* start *

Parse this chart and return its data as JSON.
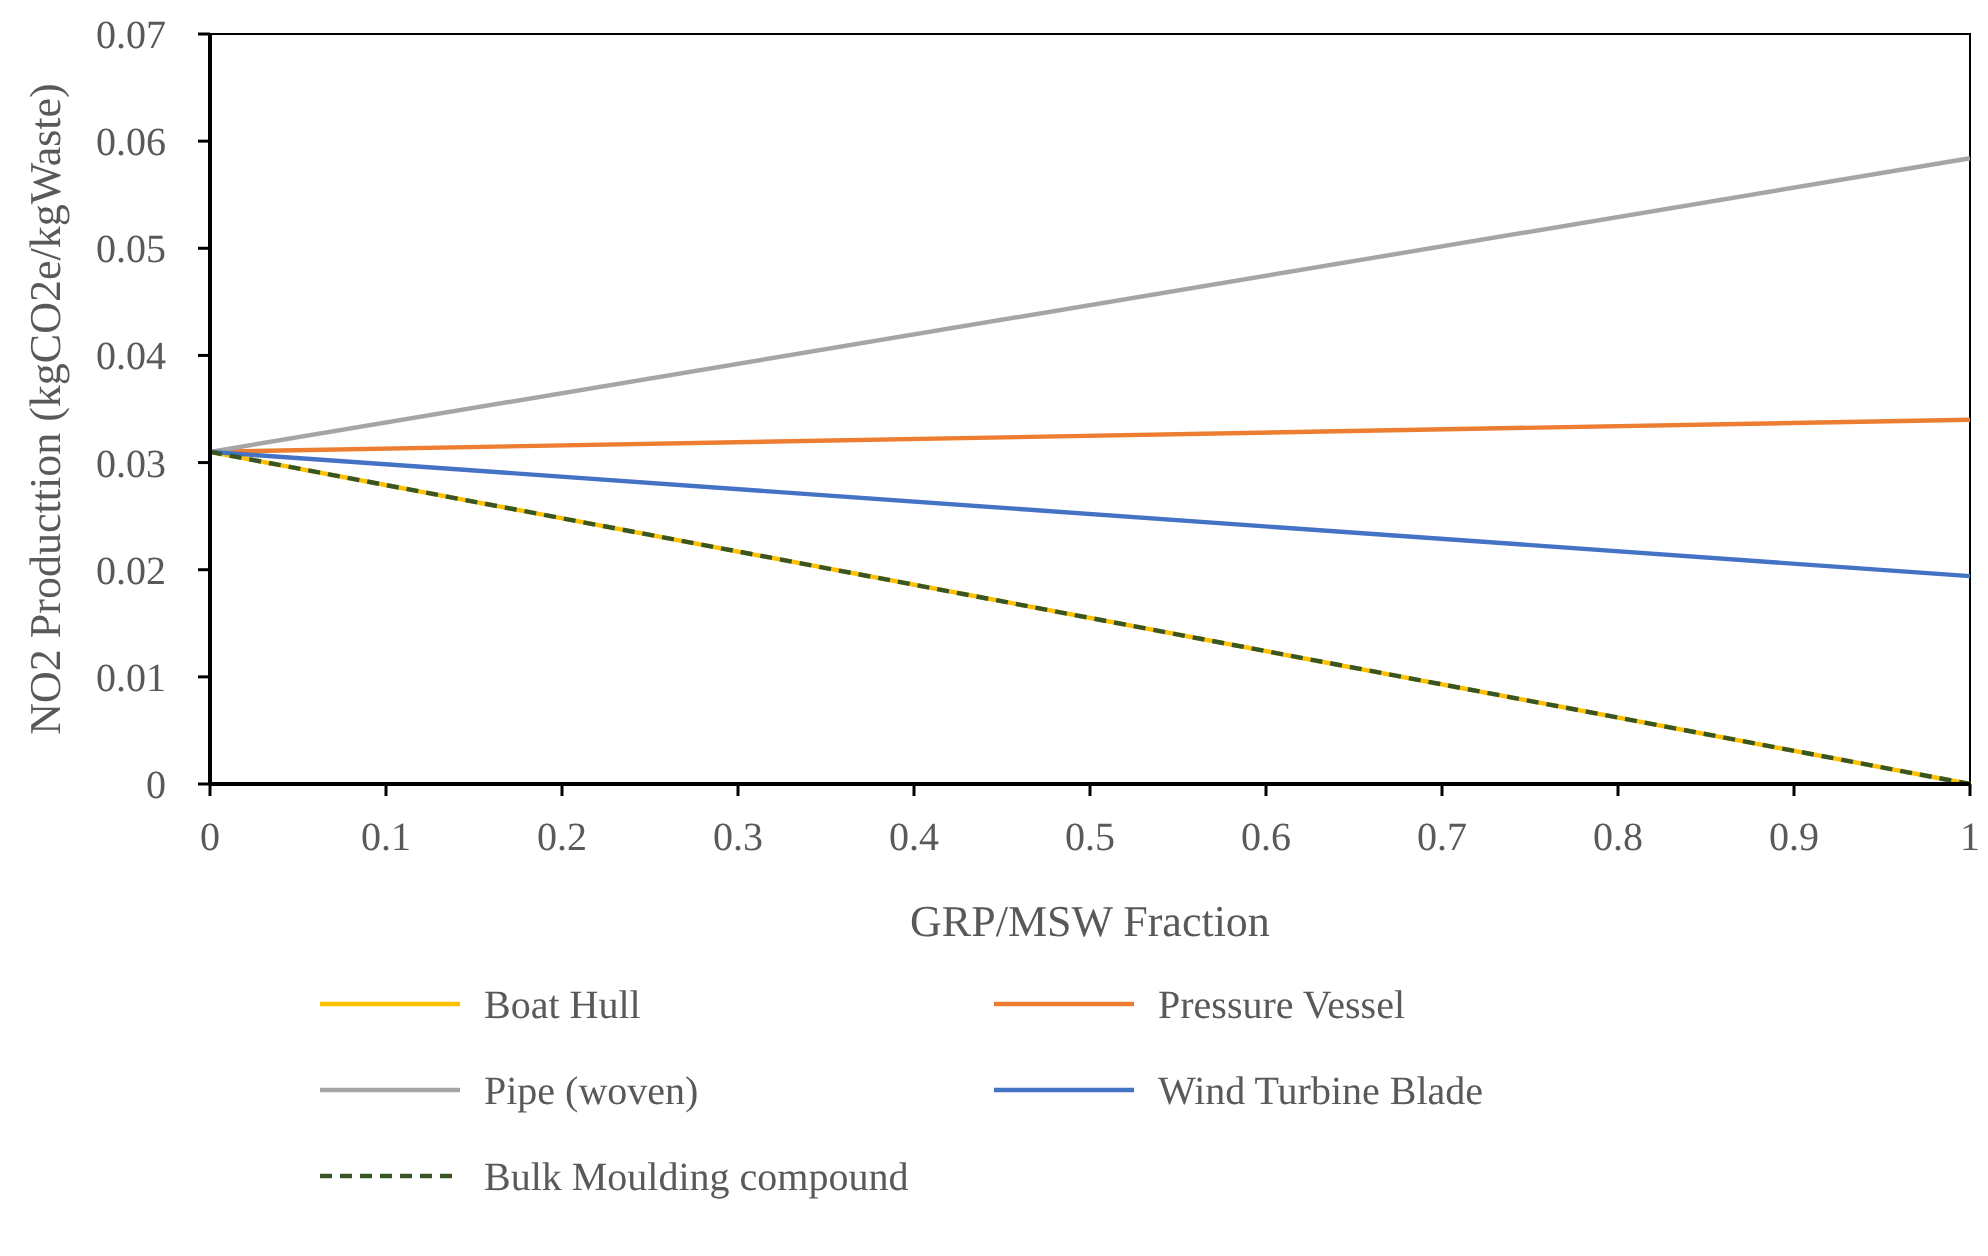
{
  "chart_data": {
    "type": "line",
    "xlabel": "GRP/MSW Fraction",
    "ylabel": "NO2 Producttion (kgCO2e/kgWaste)",
    "x": [
      0,
      1
    ],
    "xlim": [
      0,
      1
    ],
    "xticks": [
      0,
      0.1,
      0.2,
      0.3,
      0.4,
      0.5,
      0.6,
      0.7,
      0.8,
      0.9,
      1
    ],
    "ylim": [
      0,
      0.07
    ],
    "yticks": [
      0,
      0.01,
      0.02,
      0.03,
      0.04,
      0.05,
      0.06,
      0.07
    ],
    "grid": false,
    "legend": "bottom",
    "marker": "none",
    "series": [
      {
        "name": "Boat Hull",
        "color": "#ffc000",
        "values": [
          0.031,
          0
        ]
      },
      {
        "name": "Pressure Vessel",
        "color": "#ed7d31",
        "values": [
          0.031,
          0.034
        ]
      },
      {
        "name": "Pipe (woven)",
        "color": "#a5a5a5",
        "values": [
          0.031,
          0.0584
        ]
      },
      {
        "name": "Wind Turbine Blade",
        "color": "#4472c4",
        "values": [
          0.031,
          0.0194
        ]
      },
      {
        "name": "Bulk Moulding compound",
        "color": "#375623",
        "values": [
          0.031,
          0
        ],
        "line_style": "dashed"
      }
    ]
  }
}
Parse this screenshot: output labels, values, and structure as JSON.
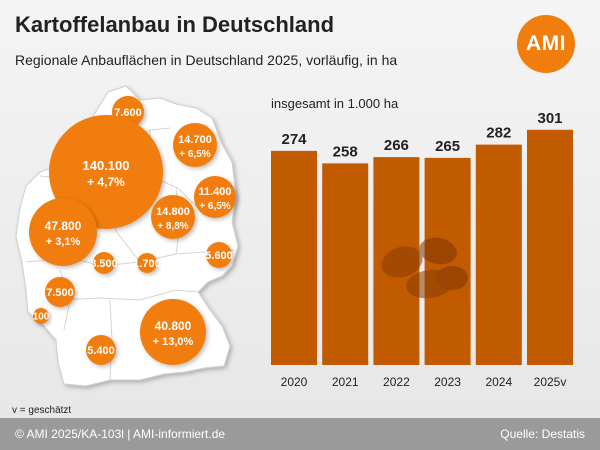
{
  "title": "Kartoffelanbau in Deutschland",
  "subtitle": "Regionale Anbauflächen in Deutschland 2025, vorläufig, in ha",
  "logo": {
    "text": "AMI",
    "color": "#f07d0c"
  },
  "map": {
    "regions": [
      {
        "area": "7.600",
        "change": ""
      },
      {
        "area": "14.700",
        "change": "+ 6,5%"
      },
      {
        "area": "140.100",
        "change": "+ 4,7%"
      },
      {
        "area": "11.400",
        "change": "+ 6,5%"
      },
      {
        "area": "47.800",
        "change": "+ 3,1%"
      },
      {
        "area": "14.800",
        "change": "+ 8,8%"
      },
      {
        "area": "5.600",
        "change": ""
      },
      {
        "area": "3.500",
        "change": ""
      },
      {
        "area": "1.700",
        "change": ""
      },
      {
        "area": "7.500",
        "change": ""
      },
      {
        "area": "100",
        "change": ""
      },
      {
        "area": "40.800",
        "change": "+ 13,0%"
      },
      {
        "area": "5.400",
        "change": ""
      }
    ]
  },
  "chart_data": {
    "type": "bar",
    "title": "insgesamt in 1.000 ha",
    "categories": [
      "2020",
      "2021",
      "2022",
      "2023",
      "2024",
      "2025v"
    ],
    "values": [
      274,
      258,
      266,
      265,
      282,
      301
    ],
    "bar_color": "#c25a00",
    "ylim": [
      0,
      310
    ],
    "grid": false
  },
  "footnote": "v = geschätzt",
  "footer": {
    "left": "© AMI 2025/KA-103l | AMI-informiert.de",
    "right": "Quelle: Destatis"
  }
}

* end *

▸ Direction: Take every line that includes the string "JSON" and copy it.

▸ Full output:
Parse this chart and return its data as JSON.
Parse this screenshot: output labels, values, and structure as JSON.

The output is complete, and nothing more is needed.